What the exercise asks
Print the material word for word, starting with its first line and going on through the line that contains "tick-mark [584, 704, 588, 706]", including both of those lines.

Information shown
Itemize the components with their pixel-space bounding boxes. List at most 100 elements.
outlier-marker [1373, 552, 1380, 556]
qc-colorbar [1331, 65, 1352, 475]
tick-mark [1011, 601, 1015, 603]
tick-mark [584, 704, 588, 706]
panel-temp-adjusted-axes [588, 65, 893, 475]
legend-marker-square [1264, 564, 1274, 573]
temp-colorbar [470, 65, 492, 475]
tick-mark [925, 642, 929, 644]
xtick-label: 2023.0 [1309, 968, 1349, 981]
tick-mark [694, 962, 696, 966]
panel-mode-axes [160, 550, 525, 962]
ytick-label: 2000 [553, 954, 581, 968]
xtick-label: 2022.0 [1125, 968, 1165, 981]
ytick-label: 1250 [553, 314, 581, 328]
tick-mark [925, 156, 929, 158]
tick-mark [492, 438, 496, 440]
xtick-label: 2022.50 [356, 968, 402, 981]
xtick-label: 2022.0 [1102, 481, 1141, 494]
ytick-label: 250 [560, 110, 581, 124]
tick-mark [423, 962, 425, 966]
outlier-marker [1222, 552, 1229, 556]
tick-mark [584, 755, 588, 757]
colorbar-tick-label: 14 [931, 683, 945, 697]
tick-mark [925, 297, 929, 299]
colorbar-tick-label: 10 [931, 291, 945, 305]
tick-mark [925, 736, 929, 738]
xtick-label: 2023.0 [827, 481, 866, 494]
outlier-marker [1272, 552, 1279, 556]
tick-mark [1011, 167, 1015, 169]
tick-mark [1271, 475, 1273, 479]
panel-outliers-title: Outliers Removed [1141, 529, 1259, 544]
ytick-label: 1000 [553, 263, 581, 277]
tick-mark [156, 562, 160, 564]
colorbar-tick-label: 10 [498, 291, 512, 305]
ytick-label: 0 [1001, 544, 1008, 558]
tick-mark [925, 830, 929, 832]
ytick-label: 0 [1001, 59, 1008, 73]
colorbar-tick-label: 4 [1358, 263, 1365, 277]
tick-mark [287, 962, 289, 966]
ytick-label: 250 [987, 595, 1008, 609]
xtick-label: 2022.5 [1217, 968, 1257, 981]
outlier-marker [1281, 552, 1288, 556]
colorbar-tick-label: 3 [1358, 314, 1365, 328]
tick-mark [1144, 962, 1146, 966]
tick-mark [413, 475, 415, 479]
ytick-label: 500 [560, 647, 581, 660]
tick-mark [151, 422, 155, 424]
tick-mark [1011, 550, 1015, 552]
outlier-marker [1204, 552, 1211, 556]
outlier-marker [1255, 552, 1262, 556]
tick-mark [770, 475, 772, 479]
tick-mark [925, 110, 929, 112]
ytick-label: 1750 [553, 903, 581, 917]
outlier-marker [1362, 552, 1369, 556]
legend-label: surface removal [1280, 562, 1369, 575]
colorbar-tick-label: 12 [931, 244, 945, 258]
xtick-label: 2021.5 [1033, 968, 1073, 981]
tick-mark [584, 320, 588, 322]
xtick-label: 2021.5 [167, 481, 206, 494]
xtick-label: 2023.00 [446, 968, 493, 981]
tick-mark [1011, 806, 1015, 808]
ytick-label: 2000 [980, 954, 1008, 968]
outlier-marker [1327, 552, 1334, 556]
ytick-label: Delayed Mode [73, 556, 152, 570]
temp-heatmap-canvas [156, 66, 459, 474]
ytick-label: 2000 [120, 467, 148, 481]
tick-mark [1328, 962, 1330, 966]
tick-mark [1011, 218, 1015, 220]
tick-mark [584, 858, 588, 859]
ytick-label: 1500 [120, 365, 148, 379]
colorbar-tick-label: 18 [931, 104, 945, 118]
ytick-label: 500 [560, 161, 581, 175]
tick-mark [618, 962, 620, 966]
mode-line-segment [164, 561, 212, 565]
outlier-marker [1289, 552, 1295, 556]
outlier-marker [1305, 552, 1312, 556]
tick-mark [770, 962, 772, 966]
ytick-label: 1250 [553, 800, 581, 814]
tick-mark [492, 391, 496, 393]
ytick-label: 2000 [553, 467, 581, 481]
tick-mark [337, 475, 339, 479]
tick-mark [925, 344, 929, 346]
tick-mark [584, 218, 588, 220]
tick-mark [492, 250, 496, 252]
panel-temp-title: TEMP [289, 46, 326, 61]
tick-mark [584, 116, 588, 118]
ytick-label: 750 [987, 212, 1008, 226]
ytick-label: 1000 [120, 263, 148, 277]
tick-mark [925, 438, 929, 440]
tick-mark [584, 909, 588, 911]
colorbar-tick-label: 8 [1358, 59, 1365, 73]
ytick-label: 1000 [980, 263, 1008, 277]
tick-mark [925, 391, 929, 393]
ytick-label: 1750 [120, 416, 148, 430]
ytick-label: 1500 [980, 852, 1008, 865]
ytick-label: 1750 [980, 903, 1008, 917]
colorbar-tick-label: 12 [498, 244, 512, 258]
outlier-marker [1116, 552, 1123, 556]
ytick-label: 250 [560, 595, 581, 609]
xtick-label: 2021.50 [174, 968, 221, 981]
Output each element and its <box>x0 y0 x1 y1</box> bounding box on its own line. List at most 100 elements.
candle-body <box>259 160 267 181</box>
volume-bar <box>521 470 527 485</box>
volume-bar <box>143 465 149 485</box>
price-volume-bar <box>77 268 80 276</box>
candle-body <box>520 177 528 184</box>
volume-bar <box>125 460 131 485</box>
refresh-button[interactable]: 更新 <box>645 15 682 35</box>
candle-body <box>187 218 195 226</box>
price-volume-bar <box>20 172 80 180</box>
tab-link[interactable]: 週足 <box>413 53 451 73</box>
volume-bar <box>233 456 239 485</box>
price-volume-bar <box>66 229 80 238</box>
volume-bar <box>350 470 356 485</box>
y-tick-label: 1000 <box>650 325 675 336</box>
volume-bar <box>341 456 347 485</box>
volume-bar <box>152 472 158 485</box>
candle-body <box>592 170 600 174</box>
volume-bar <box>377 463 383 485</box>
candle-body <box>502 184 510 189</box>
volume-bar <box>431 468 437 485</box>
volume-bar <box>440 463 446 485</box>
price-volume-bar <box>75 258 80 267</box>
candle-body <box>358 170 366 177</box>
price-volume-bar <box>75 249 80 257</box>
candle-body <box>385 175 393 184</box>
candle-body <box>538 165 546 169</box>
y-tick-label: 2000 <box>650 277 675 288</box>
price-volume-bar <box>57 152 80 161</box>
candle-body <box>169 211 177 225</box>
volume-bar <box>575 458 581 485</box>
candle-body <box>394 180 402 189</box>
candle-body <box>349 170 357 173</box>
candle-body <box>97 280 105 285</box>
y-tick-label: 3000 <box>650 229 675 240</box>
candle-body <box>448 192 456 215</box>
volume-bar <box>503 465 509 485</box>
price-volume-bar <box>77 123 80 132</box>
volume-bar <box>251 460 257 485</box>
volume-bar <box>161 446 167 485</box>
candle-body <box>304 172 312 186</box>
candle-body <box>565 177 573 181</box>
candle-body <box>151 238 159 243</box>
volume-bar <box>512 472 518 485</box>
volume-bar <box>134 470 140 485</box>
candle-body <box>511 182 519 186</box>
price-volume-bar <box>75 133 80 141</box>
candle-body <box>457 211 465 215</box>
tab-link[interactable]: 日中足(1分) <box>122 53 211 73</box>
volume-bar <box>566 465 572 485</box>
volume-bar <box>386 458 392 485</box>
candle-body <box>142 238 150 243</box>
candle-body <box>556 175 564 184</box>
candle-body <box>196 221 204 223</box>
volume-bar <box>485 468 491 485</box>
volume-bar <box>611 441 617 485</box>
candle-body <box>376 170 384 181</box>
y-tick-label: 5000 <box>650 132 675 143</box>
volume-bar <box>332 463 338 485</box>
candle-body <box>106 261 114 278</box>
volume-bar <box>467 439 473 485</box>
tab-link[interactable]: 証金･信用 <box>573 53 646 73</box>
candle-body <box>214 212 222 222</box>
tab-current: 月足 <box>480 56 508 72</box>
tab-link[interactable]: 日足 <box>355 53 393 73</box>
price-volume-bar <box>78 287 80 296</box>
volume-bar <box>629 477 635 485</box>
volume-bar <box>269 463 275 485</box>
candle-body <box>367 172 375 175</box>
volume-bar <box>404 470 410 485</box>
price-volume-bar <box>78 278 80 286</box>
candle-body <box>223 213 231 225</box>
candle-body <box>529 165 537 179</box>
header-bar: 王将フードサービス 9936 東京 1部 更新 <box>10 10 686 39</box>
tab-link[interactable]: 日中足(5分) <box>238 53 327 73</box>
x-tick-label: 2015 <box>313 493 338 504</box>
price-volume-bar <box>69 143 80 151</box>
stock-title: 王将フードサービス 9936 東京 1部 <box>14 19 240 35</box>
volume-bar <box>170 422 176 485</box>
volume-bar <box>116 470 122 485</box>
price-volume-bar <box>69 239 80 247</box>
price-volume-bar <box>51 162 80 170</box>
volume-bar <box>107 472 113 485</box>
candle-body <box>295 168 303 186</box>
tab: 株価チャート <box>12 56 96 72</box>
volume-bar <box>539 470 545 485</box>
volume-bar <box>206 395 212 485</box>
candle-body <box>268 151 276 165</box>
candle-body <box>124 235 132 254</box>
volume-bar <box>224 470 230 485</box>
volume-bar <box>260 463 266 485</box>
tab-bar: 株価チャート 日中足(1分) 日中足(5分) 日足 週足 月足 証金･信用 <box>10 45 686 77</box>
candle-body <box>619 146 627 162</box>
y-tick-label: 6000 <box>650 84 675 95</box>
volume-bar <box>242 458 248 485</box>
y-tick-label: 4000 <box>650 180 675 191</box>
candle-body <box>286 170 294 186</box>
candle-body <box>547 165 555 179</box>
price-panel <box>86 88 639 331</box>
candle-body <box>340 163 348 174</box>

Output for this task
Itemize the components with their pixel-space bounding boxes. List at most 100 elements.
outlier-marker [1373, 552, 1380, 556]
qc-colorbar [1331, 65, 1352, 475]
tick-mark [1011, 601, 1015, 603]
tick-mark [584, 704, 588, 706]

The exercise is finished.